Supplied entries:
◇ ◇ ◇ ◇ ◇ ◇ ◇

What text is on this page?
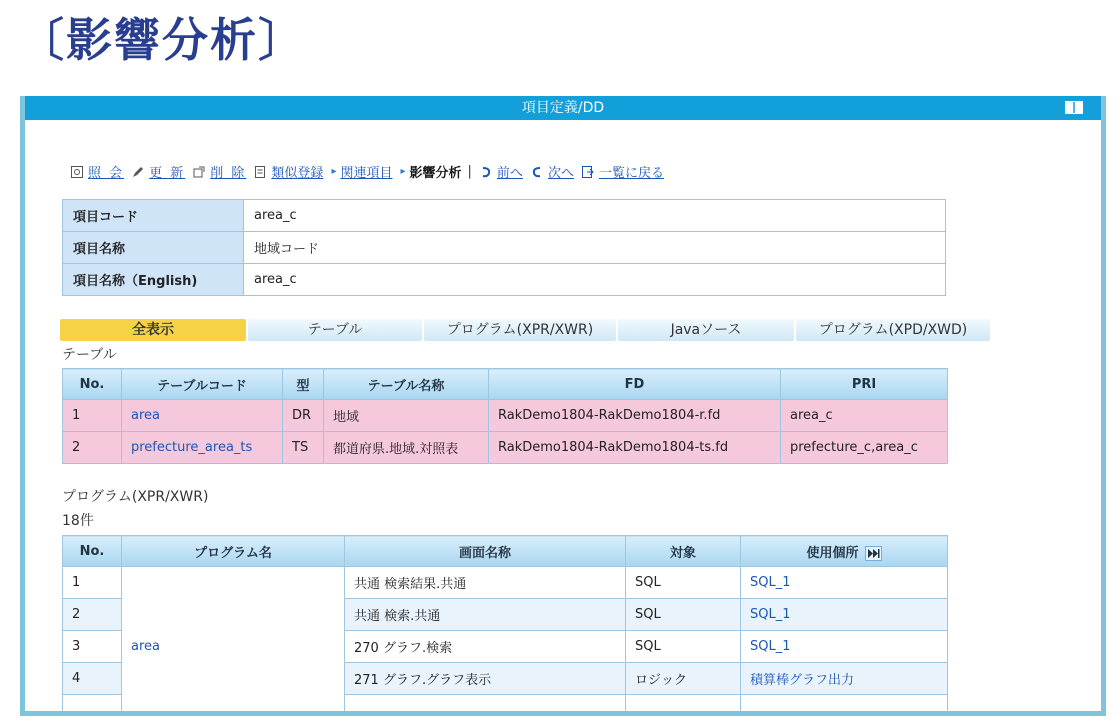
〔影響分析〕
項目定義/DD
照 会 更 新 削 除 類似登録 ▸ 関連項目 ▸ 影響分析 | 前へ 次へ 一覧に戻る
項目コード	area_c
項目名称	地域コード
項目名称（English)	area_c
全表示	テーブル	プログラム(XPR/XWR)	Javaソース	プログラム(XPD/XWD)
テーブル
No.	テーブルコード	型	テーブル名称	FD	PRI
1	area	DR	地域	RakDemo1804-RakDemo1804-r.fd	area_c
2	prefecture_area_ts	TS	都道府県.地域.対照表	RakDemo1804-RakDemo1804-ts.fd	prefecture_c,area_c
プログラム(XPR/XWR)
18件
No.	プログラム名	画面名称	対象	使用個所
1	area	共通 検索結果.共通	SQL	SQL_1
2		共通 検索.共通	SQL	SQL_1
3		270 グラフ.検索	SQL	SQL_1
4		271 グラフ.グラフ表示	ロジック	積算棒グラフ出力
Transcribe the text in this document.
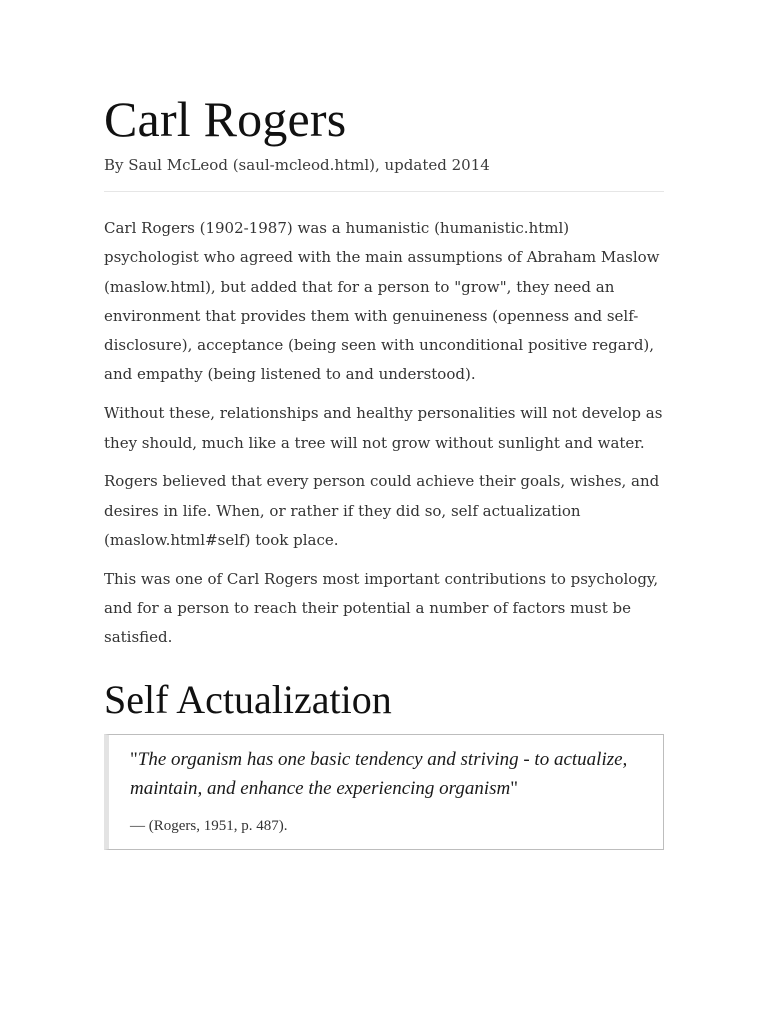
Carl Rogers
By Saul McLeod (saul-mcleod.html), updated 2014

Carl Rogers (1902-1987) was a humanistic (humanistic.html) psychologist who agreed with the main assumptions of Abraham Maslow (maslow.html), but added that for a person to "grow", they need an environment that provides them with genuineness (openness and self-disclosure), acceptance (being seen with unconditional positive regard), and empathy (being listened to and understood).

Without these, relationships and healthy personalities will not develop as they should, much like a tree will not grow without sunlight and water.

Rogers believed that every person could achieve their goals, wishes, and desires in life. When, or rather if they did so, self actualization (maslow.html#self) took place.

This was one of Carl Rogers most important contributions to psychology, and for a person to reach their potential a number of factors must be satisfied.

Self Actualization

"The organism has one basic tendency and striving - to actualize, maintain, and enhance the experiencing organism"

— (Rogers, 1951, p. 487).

◇ ◇ ◇ ◇ ◇ ◇ ◇

Prompt: Reproduce the material word for word. Any pictures should be left out of the copy.

Written answer:
What text is on this page?
〔影響分析〕
項目定義/DD
照 会 更 新 削 除 類似登録 ▸ 関連項目 ▸ 影響分析 | 前へ 次へ 一覧に戻る
項目コード	area_c
項目名称	地域コード
項目名称（English)	area_c
全表示	テーブル	プログラム(XPR/XWR)	Javaソース	プログラム(XPD/XWD)
テーブル
No.	テーブルコード	型	テーブル名称	FD	PRI
1	area	DR	地域	RakDemo1804-RakDemo1804-r.fd	area_c
2	prefecture_area_ts	TS	都道府県.地域.対照表	RakDemo1804-RakDemo1804-ts.fd	prefecture_c,area_c
プログラム(XPR/XWR)
18件
No.	プログラム名	画面名称	対象	使用個所
1	area	共通 検索結果.共通	SQL	SQL_1
2		共通 検索.共通	SQL	SQL_1
3		270 グラフ.検索	SQL	SQL_1
4		271 グラフ.グラフ表示	ロジック	積算棒グラフ出力
Transcribe the text in this document.
Carl Rogers
By Saul McLeod (saul-mcleod.html), updated 2014

Carl Rogers (1902-1987) was a humanistic (humanistic.html) psychologist who agreed with the main assumptions of Abraham Maslow (maslow.html), but added that for a person to "grow", they need an environment that provides them with genuineness (openness and self-disclosure), acceptance (being seen with unconditional positive regard), and empathy (being listened to and understood).

Without these, relationships and healthy personalities will not develop as they should, much like a tree will not grow without sunlight and water.

Rogers believed that every person could achieve their goals, wishes, and desires in life. When, or rather if they did so, self actualization (maslow.html#self) took place.

This was one of Carl Rogers most important contributions to psychology, and for a person to reach their potential a number of factors must be satisfied.

Self Actualization

"The organism has one basic tendency and striving - to actualize, maintain, and enhance the experiencing organism"

— (Rogers, 1951, p. 487).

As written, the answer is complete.